# [Extracted information]
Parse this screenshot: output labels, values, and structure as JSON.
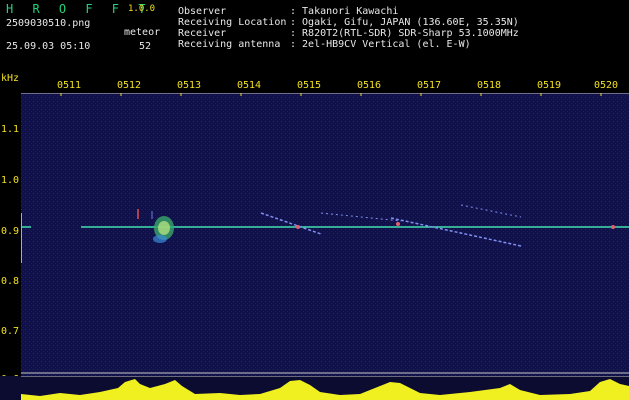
{
  "header": {
    "app_name": "H R O F F T",
    "version": "1.0.0",
    "filename": "2509030510.png",
    "datetime": "25.09.03 05:10",
    "meteor_label": "meteor",
    "meteor_count": "52",
    "info": [
      {
        "key": "Observer",
        "value": ": Takanori Kawachi"
      },
      {
        "key": "Receiving Location",
        "value": ": Ogaki, Gifu, JAPAN (136.60E, 35.35N)"
      },
      {
        "key": "Receiver",
        "value": ": R820T2(RTL-SDR) SDR-Sharp 53.1000MHz"
      },
      {
        "key": "Receiving antenna",
        "value": ": 2el-HB9CV Vertical (el. E-W)"
      }
    ]
  },
  "axes": {
    "y_unit": "kHz",
    "y_ticks": [
      "1.1",
      "1.0",
      "0.9",
      "0.8",
      "0.7",
      "0.6"
    ],
    "x_ticks": [
      "0511",
      "0512",
      "0513",
      "0514",
      "0515",
      "0516",
      "0517",
      "0518",
      "0519",
      "0520"
    ]
  },
  "colors": {
    "background": "#000000",
    "spectrogram_bg": "#10104a",
    "text": "#e8e8e8",
    "axis_labels": "#f0e020",
    "logo": "#22d27a",
    "carrier_line": "#40e0b0",
    "histogram": "#f0f020"
  }
}
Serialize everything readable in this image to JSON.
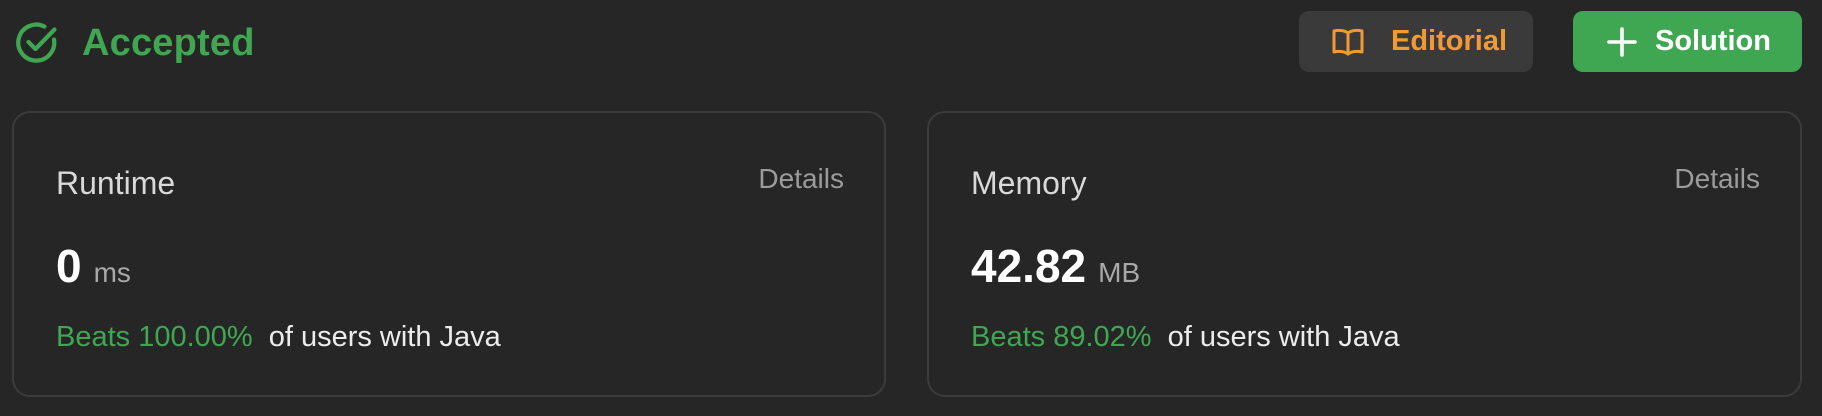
{
  "header": {
    "status_label": "Accepted",
    "status_icon": "check-circle-icon",
    "editorial_label": "Editorial",
    "editorial_icon": "book-icon",
    "solution_label": "Solution",
    "solution_icon": "plus-icon"
  },
  "runtime": {
    "title": "Runtime",
    "details_label": "Details",
    "value": "0",
    "unit": "ms",
    "beats": "Beats 100.00%",
    "beats_suffix": "of users with Java"
  },
  "memory": {
    "title": "Memory",
    "details_label": "Details",
    "value": "42.82",
    "unit": "MB",
    "beats": "Beats 89.02%",
    "beats_suffix": "of users with Java"
  },
  "colors": {
    "background": "#262626",
    "accent_green": "#3fa752",
    "editorial_orange": "#f19a33",
    "card_border": "#3b3b3b"
  }
}
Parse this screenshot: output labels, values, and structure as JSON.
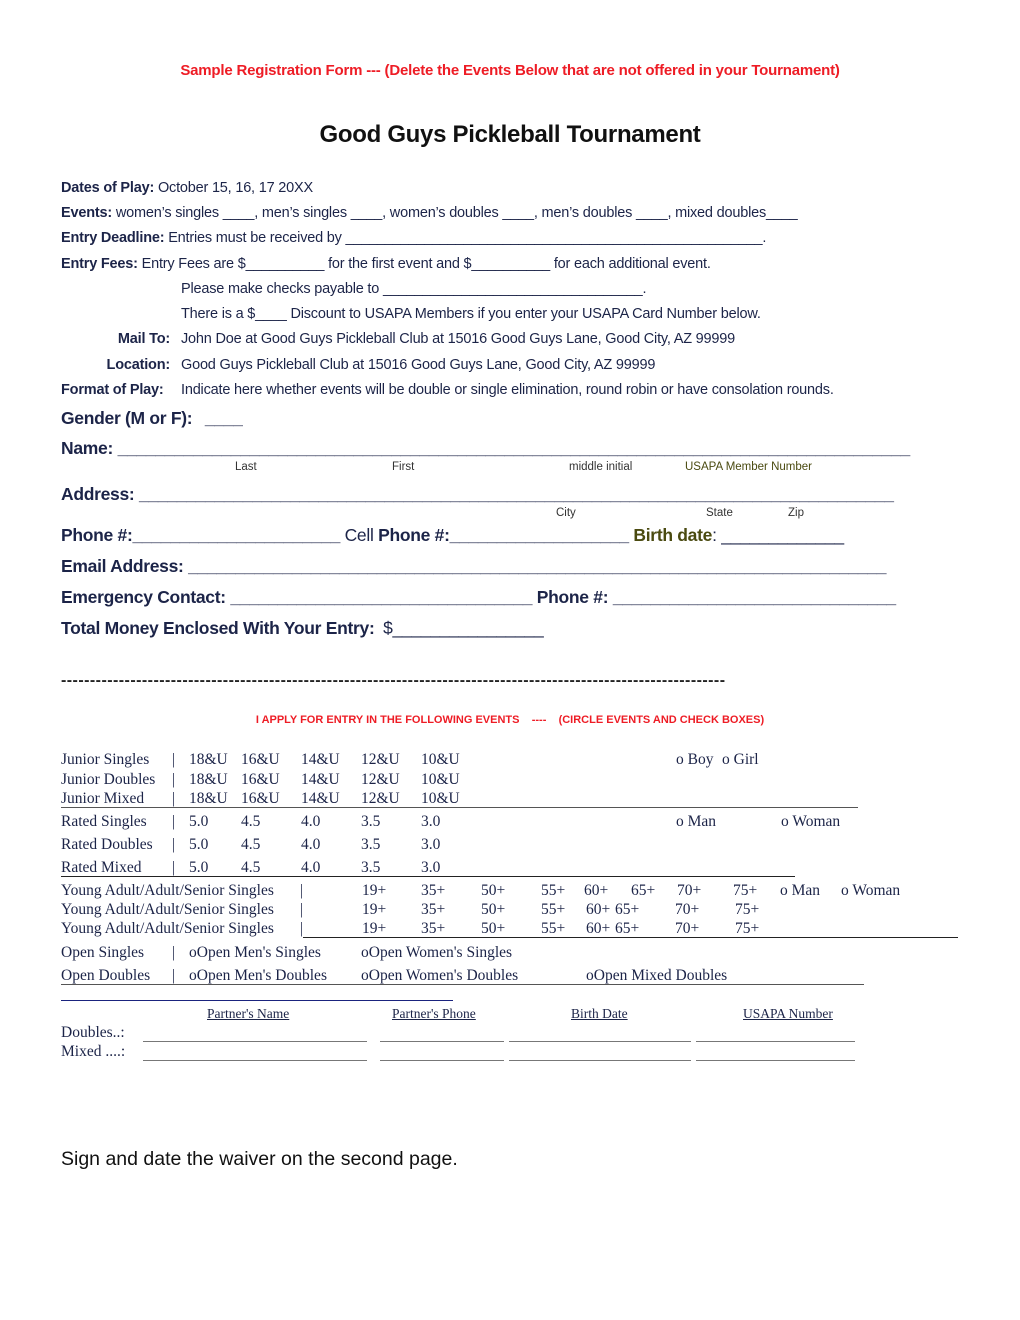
{
  "header": {
    "note": "Sample Registration Form --- (Delete the Events Below that are not offered in your Tournament)",
    "title": "Good Guys Pickleball Tournament"
  },
  "info": {
    "dates_label": "Dates of Play:",
    "dates_value": "October 15, 16, 17 20XX",
    "events_label": "Events:",
    "events_value": "women’s singles ____, men’s singles ____, women’s doubles ____, men’s doubles ____, mixed doubles____",
    "deadline_label": "Entry Deadline:",
    "deadline_value": "Entries must be received by _____________________________________________________.",
    "fees_label": "Entry Fees:",
    "fees_value": "Entry Fees are $__________ for the first event and $__________ for each additional event.",
    "checks": "Please make checks payable to _________________________________.",
    "discount": "There is a $____ Discount to USAPA Members if you enter your USAPA Card Number below.",
    "mail_label": "Mail To:",
    "mail_value": "John Doe at Good Guys Pickleball Club at 15016 Good Guys Lane, Good City, AZ 99999",
    "location_label": "Location:",
    "location_value": "Good Guys Pickleball Club at 15016 Good Guys Lane, Good City, AZ 99999",
    "format_label": "Format of Play:",
    "format_value": "Indicate here whether events will be double or single elimination, round robin or have consolation rounds."
  },
  "form": {
    "gender_label": "Gender (M or F):",
    "gender_blank": "____",
    "name_label": "Name:",
    "name_blank": "____________________________________________________________________________________",
    "name_sub": {
      "last": "Last",
      "first": "First",
      "middle": "middle initial",
      "usapa": "USAPA Member Number"
    },
    "address_label": "Address:",
    "address_blank": "________________________________________________________________________________",
    "address_sub": {
      "city": "City",
      "state": "State",
      "zip": "Zip"
    },
    "phone_label": "Phone #:",
    "phone_blank": "______________________",
    "cell_prefix": "Cell",
    "cell_label": "Phone #:",
    "cell_blank": "___________________",
    "birth_label": "Birth date",
    "birth_colon": ":",
    "birth_blank": "_____________",
    "email_label": "Email Address:",
    "email_blank": "__________________________________________________________________________",
    "emergency_label": "Emergency Contact:",
    "emergency_blank": "________________________________",
    "emergency_phone_label": "Phone #:",
    "emergency_phone_blank": "______________________________",
    "total_label": "Total Money Enclosed With Your Entry:",
    "total_blank": "$________________"
  },
  "separator": "-------------------------------------------------------------------------------------------------------------------",
  "apply_heading": "I APPLY FOR ENTRY IN THE FOLLOWING EVENTS    ----    (CIRCLE EVENTS AND CHECK BOXES)",
  "events": {
    "junior": [
      {
        "name": "Junior Singles",
        "options": [
          "18&U",
          "16&U",
          "14&U",
          "12&U",
          "10&U"
        ]
      },
      {
        "name": "Junior Doubles",
        "options": [
          "18&U",
          "16&U",
          "14&U",
          "12&U",
          "10&U"
        ]
      },
      {
        "name": "Junior Mixed",
        "options": [
          "18&U",
          "16&U",
          "14&U",
          "12&U",
          "10&U"
        ]
      }
    ],
    "junior_gender": [
      "Boy",
      "Girl"
    ],
    "rated": [
      {
        "name": "Rated Singles",
        "options": [
          "5.0",
          "4.5",
          "4.0",
          "3.5",
          "3.0"
        ]
      },
      {
        "name": "Rated Doubles",
        "options": [
          "5.0",
          "4.5",
          "4.0",
          "3.5",
          "3.0"
        ]
      },
      {
        "name": "Rated Mixed",
        "options": [
          "5.0",
          "4.5",
          "4.0",
          "3.5",
          "3.0"
        ]
      }
    ],
    "rated_gender": [
      "Man",
      "Woman"
    ],
    "age": [
      {
        "name": "Young Adult/Adult/Senior Singles",
        "options": [
          "19+",
          "35+",
          "50+",
          "55+",
          "60+",
          "65+",
          "70+",
          "75+"
        ]
      },
      {
        "name": "Young Adult/Adult/Senior Singles",
        "options": [
          "19+",
          "35+",
          "50+",
          "55+",
          "60+",
          "65+",
          "70+",
          "75+"
        ]
      },
      {
        "name": "Young Adult/Adult/Senior Singles",
        "options": [
          "19+",
          "35+",
          "50+",
          "55+",
          "60+",
          "65+",
          "70+",
          "75+"
        ]
      }
    ],
    "age_gender": [
      "Man",
      "Woman"
    ],
    "open_singles": {
      "name": "Open Singles",
      "options": [
        "Open Men's Singles",
        "Open Women's Singles"
      ]
    },
    "open_doubles": {
      "name": "Open Doubles",
      "options": [
        "Open Men's Doubles",
        "Open Women's Doubles",
        "Open Mixed Doubles"
      ]
    },
    "separator": "|",
    "checkbox_glyph": "o"
  },
  "partners": {
    "headers": [
      "Partner's Name",
      "Partner's Phone",
      "Birth Date",
      "USAPA Number"
    ],
    "rows": [
      {
        "label": "Doubles..:"
      },
      {
        "label": "Mixed ....:"
      }
    ]
  },
  "closing": "Sign and date the waiver on the second page."
}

# [Work to complete]
Generate a word-for-word copy of the preceding records, excluding all pictures.

# [Solution below]
Parse this screenshot: output labels, values, and structure as JSON.
{
  "header": {
    "app_name": "H R O F F T",
    "version": "1.0.0",
    "filename": "2509030510.png",
    "datetime": "25.09.03 05:10",
    "meteor_label": "meteor",
    "meteor_count": "52",
    "info": [
      {
        "key": "Observer",
        "value": ": Takanori Kawachi"
      },
      {
        "key": "Receiving Location",
        "value": ": Ogaki, Gifu, JAPAN (136.60E, 35.35N)"
      },
      {
        "key": "Receiver",
        "value": ": R820T2(RTL-SDR) SDR-Sharp 53.1000MHz"
      },
      {
        "key": "Receiving antenna",
        "value": ": 2el-HB9CV Vertical (el. E-W)"
      }
    ]
  },
  "axes": {
    "y_unit": "kHz",
    "y_ticks": [
      "1.1",
      "1.0",
      "0.9",
      "0.8",
      "0.7",
      "0.6"
    ],
    "x_ticks": [
      "0511",
      "0512",
      "0513",
      "0514",
      "0515",
      "0516",
      "0517",
      "0518",
      "0519",
      "0520"
    ]
  },
  "colors": {
    "background": "#000000",
    "spectrogram_bg": "#10104a",
    "text": "#e8e8e8",
    "axis_labels": "#f0e020",
    "logo": "#22d27a",
    "carrier_line": "#40e0b0",
    "histogram": "#f0f020"
  }
}
Serialize everything readable in this image to JSON.
{
  "header": {
    "status_label": "Accepted",
    "status_icon": "check-circle-icon",
    "editorial_label": "Editorial",
    "editorial_icon": "book-icon",
    "solution_label": "Solution",
    "solution_icon": "plus-icon"
  },
  "runtime": {
    "title": "Runtime",
    "details_label": "Details",
    "value": "0",
    "unit": "ms",
    "beats": "Beats 100.00%",
    "beats_suffix": "of users with Java"
  },
  "memory": {
    "title": "Memory",
    "details_label": "Details",
    "value": "42.82",
    "unit": "MB",
    "beats": "Beats 89.02%",
    "beats_suffix": "of users with Java"
  },
  "colors": {
    "background": "#262626",
    "accent_green": "#3fa752",
    "editorial_orange": "#f19a33",
    "card_border": "#3b3b3b"
  }
}
Parse this screenshot: output labels, values, and structure as JSON.
{
  "header": {
    "note": "Sample Registration Form --- (Delete the Events Below that are not offered in your Tournament)",
    "title": "Good Guys Pickleball Tournament"
  },
  "info": {
    "dates_label": "Dates of Play:",
    "dates_value": "October 15, 16, 17 20XX",
    "events_label": "Events:",
    "events_value": "women’s singles ____, men’s singles ____, women’s doubles ____, men’s doubles ____, mixed doubles____",
    "deadline_label": "Entry Deadline:",
    "deadline_value": "Entries must be received by _____________________________________________________.",
    "fees_label": "Entry Fees:",
    "fees_value": "Entry Fees are $__________ for the first event and $__________ for each additional event.",
    "checks": "Please make checks payable to _________________________________.",
    "discount": "There is a $____ Discount to USAPA Members if you enter your USAPA Card Number below.",
    "mail_label": "Mail To:",
    "mail_value": "John Doe at Good Guys Pickleball Club at 15016 Good Guys Lane, Good City, AZ 99999",
    "location_label": "Location:",
    "location_value": "Good Guys Pickleball Club at 15016 Good Guys Lane, Good City, AZ 99999",
    "format_label": "Format of Play:",
    "format_value": "Indicate here whether events will be double or single elimination, round robin or have consolation rounds."
  },
  "form": {
    "gender_label": "Gender (M or F):",
    "gender_blank": "____",
    "name_label": "Name:",
    "name_blank": "____________________________________________________________________________________",
    "name_sub": {
      "last": "Last",
      "first": "First",
      "middle": "middle initial",
      "usapa": "USAPA Member Number"
    },
    "address_label": "Address:",
    "address_blank": "________________________________________________________________________________",
    "address_sub": {
      "city": "City",
      "state": "State",
      "zip": "Zip"
    },
    "phone_label": "Phone #:",
    "phone_blank": "______________________",
    "cell_prefix": "Cell",
    "cell_label": "Phone #:",
    "cell_blank": "___________________",
    "birth_label": "Birth date",
    "birth_colon": ":",
    "birth_blank": "_____________",
    "email_label": "Email Address:",
    "email_blank": "__________________________________________________________________________",
    "emergency_label": "Emergency Contact:",
    "emergency_blank": "________________________________",
    "emergency_phone_label": "Phone #:",
    "emergency_phone_blank": "______________________________",
    "total_label": "Total Money Enclosed With Your Entry:",
    "total_blank": "$________________"
  },
  "separator": "-------------------------------------------------------------------------------------------------------------------",
  "apply_heading": "I APPLY FOR ENTRY IN THE FOLLOWING EVENTS    ----    (CIRCLE EVENTS AND CHECK BOXES)",
  "events": {
    "junior": [
      {
        "name": "Junior Singles",
        "options": [
          "18&U",
          "16&U",
          "14&U",
          "12&U",
          "10&U"
        ]
      },
      {
        "name": "Junior Doubles",
        "options": [
          "18&U",
          "16&U",
          "14&U",
          "12&U",
          "10&U"
        ]
      },
      {
        "name": "Junior Mixed",
        "options": [
          "18&U",
          "16&U",
          "14&U",
          "12&U",
          "10&U"
        ]
      }
    ],
    "junior_gender": [
      "Boy",
      "Girl"
    ],
    "rated": [
      {
        "name": "Rated Singles",
        "options": [
          "5.0",
          "4.5",
          "4.0",
          "3.5",
          "3.0"
        ]
      },
      {
        "name": "Rated Doubles",
        "options": [
          "5.0",
          "4.5",
          "4.0",
          "3.5",
          "3.0"
        ]
      },
      {
        "name": "Rated Mixed",
        "options": [
          "5.0",
          "4.5",
          "4.0",
          "3.5",
          "3.0"
        ]
      }
    ],
    "rated_gender": [
      "Man",
      "Woman"
    ],
    "age": [
      {
        "name": "Young Adult/Adult/Senior Singles",
        "options": [
          "19+",
          "35+",
          "50+",
          "55+",
          "60+",
          "65+",
          "70+",
          "75+"
        ]
      },
      {
        "name": "Young Adult/Adult/Senior Singles",
        "options": [
          "19+",
          "35+",
          "50+",
          "55+",
          "60+",
          "65+",
          "70+",
          "75+"
        ]
      },
      {
        "name": "Young Adult/Adult/Senior Singles",
        "options": [
          "19+",
          "35+",
          "50+",
          "55+",
          "60+",
          "65+",
          "70+",
          "75+"
        ]
      }
    ],
    "age_gender": [
      "Man",
      "Woman"
    ],
    "open_singles": {
      "name": "Open Singles",
      "options": [
        "Open Men's Singles",
        "Open Women's Singles"
      ]
    },
    "open_doubles": {
      "name": "Open Doubles",
      "options": [
        "Open Men's Doubles",
        "Open Women's Doubles",
        "Open Mixed Doubles"
      ]
    },
    "separator": "|",
    "checkbox_glyph": "o"
  },
  "partners": {
    "headers": [
      "Partner's Name",
      "Partner's Phone",
      "Birth Date",
      "USAPA Number"
    ],
    "rows": [
      {
        "label": "Doubles..:"
      },
      {
        "label": "Mixed ....:"
      }
    ]
  },
  "closing": "Sign and date the waiver on the second page."
}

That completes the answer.